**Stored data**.
--
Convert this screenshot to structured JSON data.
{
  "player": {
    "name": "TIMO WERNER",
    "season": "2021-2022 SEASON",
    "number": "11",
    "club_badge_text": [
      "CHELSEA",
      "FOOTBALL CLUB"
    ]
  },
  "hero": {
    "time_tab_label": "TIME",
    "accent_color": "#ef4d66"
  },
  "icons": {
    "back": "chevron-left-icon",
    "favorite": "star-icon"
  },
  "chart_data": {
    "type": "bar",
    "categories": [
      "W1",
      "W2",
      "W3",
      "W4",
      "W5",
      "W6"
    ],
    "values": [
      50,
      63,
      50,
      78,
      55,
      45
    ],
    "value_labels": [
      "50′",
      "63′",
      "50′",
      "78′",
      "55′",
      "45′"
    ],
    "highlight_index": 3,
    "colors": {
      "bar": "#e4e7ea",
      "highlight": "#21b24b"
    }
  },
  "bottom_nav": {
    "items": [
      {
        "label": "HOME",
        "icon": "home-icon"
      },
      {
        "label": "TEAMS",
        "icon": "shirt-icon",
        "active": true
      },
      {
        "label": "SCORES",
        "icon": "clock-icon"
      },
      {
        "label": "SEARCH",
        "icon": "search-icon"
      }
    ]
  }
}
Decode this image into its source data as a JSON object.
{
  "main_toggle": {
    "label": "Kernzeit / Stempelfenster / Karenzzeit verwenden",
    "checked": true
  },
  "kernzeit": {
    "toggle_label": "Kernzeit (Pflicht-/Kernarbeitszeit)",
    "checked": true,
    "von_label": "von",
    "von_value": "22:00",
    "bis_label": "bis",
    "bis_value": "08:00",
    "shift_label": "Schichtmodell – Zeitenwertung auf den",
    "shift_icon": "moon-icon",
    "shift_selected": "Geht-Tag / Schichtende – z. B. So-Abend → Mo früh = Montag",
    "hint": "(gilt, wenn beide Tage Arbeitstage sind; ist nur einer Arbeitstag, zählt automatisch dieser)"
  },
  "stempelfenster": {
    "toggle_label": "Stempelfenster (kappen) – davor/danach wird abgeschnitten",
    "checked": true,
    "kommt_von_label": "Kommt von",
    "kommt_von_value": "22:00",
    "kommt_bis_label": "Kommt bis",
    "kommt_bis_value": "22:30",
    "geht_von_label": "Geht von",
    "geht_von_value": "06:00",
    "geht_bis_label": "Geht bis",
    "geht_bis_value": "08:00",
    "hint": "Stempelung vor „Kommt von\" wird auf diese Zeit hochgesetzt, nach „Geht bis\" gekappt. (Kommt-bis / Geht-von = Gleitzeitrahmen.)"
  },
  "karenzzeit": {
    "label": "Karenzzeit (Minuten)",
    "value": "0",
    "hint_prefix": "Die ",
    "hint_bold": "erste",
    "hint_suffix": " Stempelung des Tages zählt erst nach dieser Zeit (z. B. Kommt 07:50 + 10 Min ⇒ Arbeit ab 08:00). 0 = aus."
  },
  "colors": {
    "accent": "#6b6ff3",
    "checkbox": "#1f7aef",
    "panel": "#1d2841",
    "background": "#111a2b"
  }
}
--
**GOAL**. Please reproduce every line of the material word for word.

**EXPECTED ANSWER**.
Convert this screenshot to structured JSON data.
{
  "player": {
    "name": "TIMO WERNER",
    "season": "2021-2022 SEASON",
    "number": "11",
    "club_badge_text": [
      "CHELSEA",
      "FOOTBALL CLUB"
    ]
  },
  "hero": {
    "time_tab_label": "TIME",
    "accent_color": "#ef4d66"
  },
  "icons": {
    "back": "chevron-left-icon",
    "favorite": "star-icon"
  },
  "chart_data": {
    "type": "bar",
    "categories": [
      "W1",
      "W2",
      "W3",
      "W4",
      "W5",
      "W6"
    ],
    "values": [
      50,
      63,
      50,
      78,
      55,
      45
    ],
    "value_labels": [
      "50′",
      "63′",
      "50′",
      "78′",
      "55′",
      "45′"
    ],
    "highlight_index": 3,
    "colors": {
      "bar": "#e4e7ea",
      "highlight": "#21b24b"
    }
  },
  "bottom_nav": {
    "items": [
      {
        "label": "HOME",
        "icon": "home-icon"
      },
      {
        "label": "TEAMS",
        "icon": "shirt-icon",
        "active": true
      },
      {
        "label": "SCORES",
        "icon": "clock-icon"
      },
      {
        "label": "SEARCH",
        "icon": "search-icon"
      }
    ]
  }
}
Decode this image into its source data as a JSON object.
{
  "main_toggle": {
    "label": "Kernzeit / Stempelfenster / Karenzzeit verwenden",
    "checked": true
  },
  "kernzeit": {
    "toggle_label": "Kernzeit (Pflicht-/Kernarbeitszeit)",
    "checked": true,
    "von_label": "von",
    "von_value": "22:00",
    "bis_label": "bis",
    "bis_value": "08:00",
    "shift_label": "Schichtmodell – Zeitenwertung auf den",
    "shift_icon": "moon-icon",
    "shift_selected": "Geht-Tag / Schichtende – z. B. So-Abend → Mo früh = Montag",
    "hint": "(gilt, wenn beide Tage Arbeitstage sind; ist nur einer Arbeitstag, zählt automatisch dieser)"
  },
  "stempelfenster": {
    "toggle_label": "Stempelfenster (kappen) – davor/danach wird abgeschnitten",
    "checked": true,
    "kommt_von_label": "Kommt von",
    "kommt_von_value": "22:00",
    "kommt_bis_label": "Kommt bis",
    "kommt_bis_value": "22:30",
    "geht_von_label": "Geht von",
    "geht_von_value": "06:00",
    "geht_bis_label": "Geht bis",
    "geht_bis_value": "08:00",
    "hint": "Stempelung vor „Kommt von\" wird auf diese Zeit hochgesetzt, nach „Geht bis\" gekappt. (Kommt-bis / Geht-von = Gleitzeitrahmen.)"
  },
  "karenzzeit": {
    "label": "Karenzzeit (Minuten)",
    "value": "0",
    "hint_prefix": "Die ",
    "hint_bold": "erste",
    "hint_suffix": " Stempelung des Tages zählt erst nach dieser Zeit (z. B. Kommt 07:50 + 10 Min ⇒ Arbeit ab 08:00). 0 = aus."
  },
  "colors": {
    "accent": "#6b6ff3",
    "checkbox": "#1f7aef",
    "panel": "#1d2841",
    "background": "#111a2b"
  }
}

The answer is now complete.